## Work required
From the listing below, extract every line containing "image".

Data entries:
▼
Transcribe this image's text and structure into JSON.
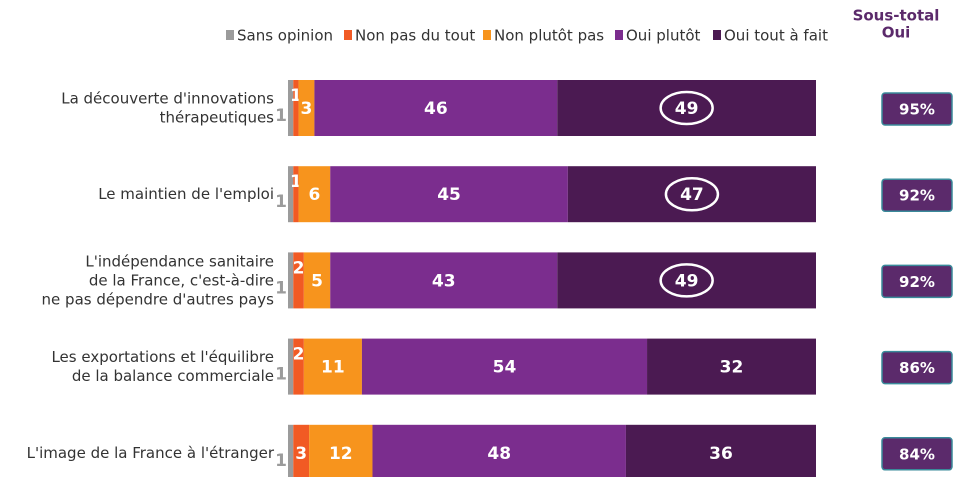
{
  "chart_data": {
    "type": "stacked-bar-horizontal",
    "categories": [
      "La découverte d'innovations\nthérapeutiques",
      "Le maintien de l'emploi",
      "L'indépendance sanitaire\nde la France, c'est-à-dire\nne pas dépendre d'autres pays",
      "Les exportations et l'équilibre\nde la balance commerciale",
      "L'image de la France à l'étranger"
    ],
    "series": [
      {
        "name": "Sans opinion",
        "color": "#9b9b9b",
        "values": [
          1,
          1,
          1,
          1,
          1
        ]
      },
      {
        "name": "Non pas du tout",
        "color": "#f15a24",
        "values": [
          1,
          1,
          2,
          2,
          3
        ]
      },
      {
        "name": "Non plutôt pas",
        "color": "#f7941d",
        "values": [
          3,
          6,
          5,
          11,
          12
        ]
      },
      {
        "name": "Oui plutôt",
        "color": "#7b2d8e",
        "values": [
          46,
          45,
          43,
          54,
          48
        ]
      },
      {
        "name": "Oui tout à fait",
        "color": "#4b1a52",
        "values": [
          49,
          47,
          49,
          32,
          36
        ]
      }
    ],
    "circled": [
      [
        4,
        0
      ],
      [
        4,
        1
      ],
      [
        4,
        2
      ]
    ],
    "subtotal": {
      "title": "Sous-total\nOui",
      "values": [
        95,
        92,
        92,
        86,
        84
      ],
      "value_labels": [
        "95%",
        "92%",
        "92%",
        "86%",
        "84%"
      ]
    }
  }
}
▲
## Exercise response
Transcribe this image's text and structure into JSON.
      "L'image de la France à l'étranger"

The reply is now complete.